Omit the pictures from the entries below and retype everything else exactly.

--- Extracts from a graphics dataset ---
>> BEGIN
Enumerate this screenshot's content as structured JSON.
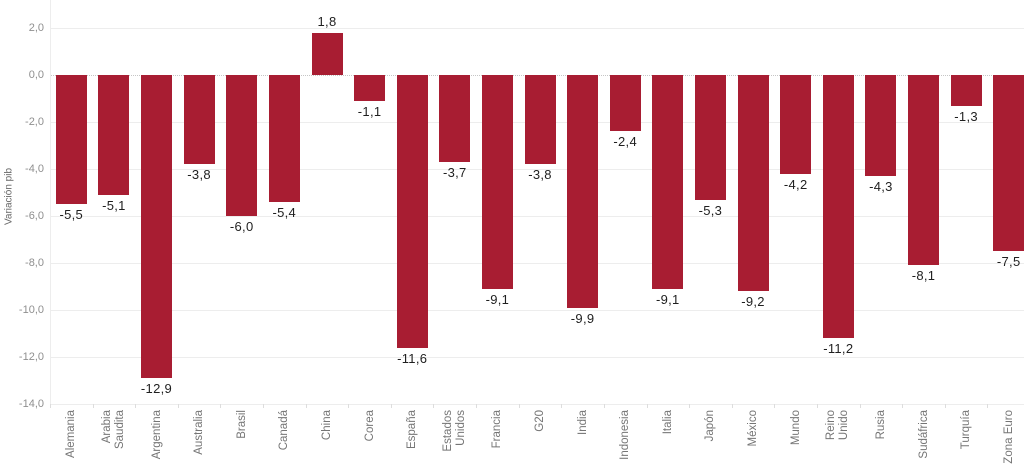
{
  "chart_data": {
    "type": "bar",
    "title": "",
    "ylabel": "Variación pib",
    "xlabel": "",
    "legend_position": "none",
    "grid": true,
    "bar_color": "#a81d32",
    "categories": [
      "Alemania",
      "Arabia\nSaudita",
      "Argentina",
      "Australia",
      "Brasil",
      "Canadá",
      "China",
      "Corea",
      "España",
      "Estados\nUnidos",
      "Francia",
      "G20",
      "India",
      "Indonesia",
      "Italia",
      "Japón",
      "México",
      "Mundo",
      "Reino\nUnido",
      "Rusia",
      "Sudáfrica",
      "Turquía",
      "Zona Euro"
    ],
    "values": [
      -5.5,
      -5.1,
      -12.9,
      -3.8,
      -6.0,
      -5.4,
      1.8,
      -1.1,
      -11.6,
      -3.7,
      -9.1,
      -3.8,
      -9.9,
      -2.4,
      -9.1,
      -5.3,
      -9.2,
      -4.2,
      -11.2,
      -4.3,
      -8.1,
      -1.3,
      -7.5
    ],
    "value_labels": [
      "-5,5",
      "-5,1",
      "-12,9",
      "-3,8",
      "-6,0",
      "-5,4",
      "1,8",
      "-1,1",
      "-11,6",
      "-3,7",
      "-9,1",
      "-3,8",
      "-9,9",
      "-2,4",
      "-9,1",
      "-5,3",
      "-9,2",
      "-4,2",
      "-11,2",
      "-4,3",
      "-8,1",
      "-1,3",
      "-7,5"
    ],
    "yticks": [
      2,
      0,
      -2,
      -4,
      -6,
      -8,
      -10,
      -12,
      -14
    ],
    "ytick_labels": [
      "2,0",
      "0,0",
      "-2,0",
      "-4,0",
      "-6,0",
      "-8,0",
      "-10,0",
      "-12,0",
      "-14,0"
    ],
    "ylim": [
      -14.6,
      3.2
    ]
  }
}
>> END
--- OUTPUT FOR THIS TASK ---
Enumerate this screenshot's content as structured JSON.
{
  "chart_data": {
    "type": "bar",
    "title": "",
    "ylabel": "Variación pib",
    "xlabel": "",
    "legend_position": "none",
    "grid": true,
    "bar_color": "#a81d32",
    "categories": [
      "Alemania",
      "Arabia\nSaudita",
      "Argentina",
      "Australia",
      "Brasil",
      "Canadá",
      "China",
      "Corea",
      "España",
      "Estados\nUnidos",
      "Francia",
      "G20",
      "India",
      "Indonesia",
      "Italia",
      "Japón",
      "México",
      "Mundo",
      "Reino\nUnido",
      "Rusia",
      "Sudáfrica",
      "Turquía",
      "Zona Euro"
    ],
    "values": [
      -5.5,
      -5.1,
      -12.9,
      -3.8,
      -6.0,
      -5.4,
      1.8,
      -1.1,
      -11.6,
      -3.7,
      -9.1,
      -3.8,
      -9.9,
      -2.4,
      -9.1,
      -5.3,
      -9.2,
      -4.2,
      -11.2,
      -4.3,
      -8.1,
      -1.3,
      -7.5
    ],
    "value_labels": [
      "-5,5",
      "-5,1",
      "-12,9",
      "-3,8",
      "-6,0",
      "-5,4",
      "1,8",
      "-1,1",
      "-11,6",
      "-3,7",
      "-9,1",
      "-3,8",
      "-9,9",
      "-2,4",
      "-9,1",
      "-5,3",
      "-9,2",
      "-4,2",
      "-11,2",
      "-4,3",
      "-8,1",
      "-1,3",
      "-7,5"
    ],
    "yticks": [
      2,
      0,
      -2,
      -4,
      -6,
      -8,
      -10,
      -12,
      -14
    ],
    "ytick_labels": [
      "2,0",
      "0,0",
      "-2,0",
      "-4,0",
      "-6,0",
      "-8,0",
      "-10,0",
      "-12,0",
      "-14,0"
    ],
    "ylim": [
      -14.6,
      3.2
    ]
  }
}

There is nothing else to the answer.